- [AIM]: Pick out each line with the word "http" from the material that follows.

- [SOURCE RECORDS]:
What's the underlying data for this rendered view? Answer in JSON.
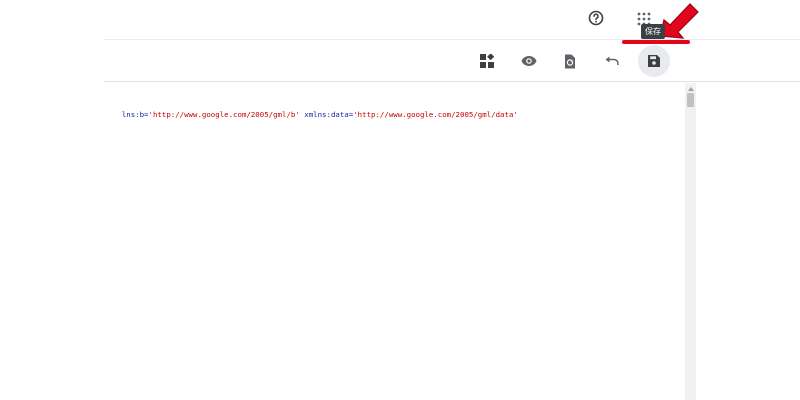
{
  "header": {
    "help_icon": "help-circle-icon",
    "apps_icon": "apps-grid-icon"
  },
  "toolbar": {
    "buttons": [
      {
        "icon": "layout-widgets-icon"
      },
      {
        "icon": "preview-eye-icon"
      },
      {
        "icon": "revert-document-icon"
      },
      {
        "icon": "undo-icon"
      },
      {
        "icon": "save-floppy-icon"
      }
    ],
    "save_tooltip": "保存"
  },
  "annotation": {
    "color": "#e1061a"
  },
  "editor": {
    "tokens": [
      {
        "text": "lns:b=",
        "kind": "attr"
      },
      {
        "text": "'http://www.google.com/2005/gml/b'",
        "kind": "str"
      },
      {
        "text": " xmlns:data=",
        "kind": "attr"
      },
      {
        "text": "'http://www.google.com/2005/gml/data'",
        "kind": "str"
      }
    ]
  },
  "colors": {
    "attr": "#1a1aa6",
    "string": "#c80000",
    "icon": "#5f6368"
  }
}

- [TASK SOLUTION]:
        "text": "'http://www.google.com/2005/gml/b'",
        "text": "'http://www.google.com/2005/gml/data'",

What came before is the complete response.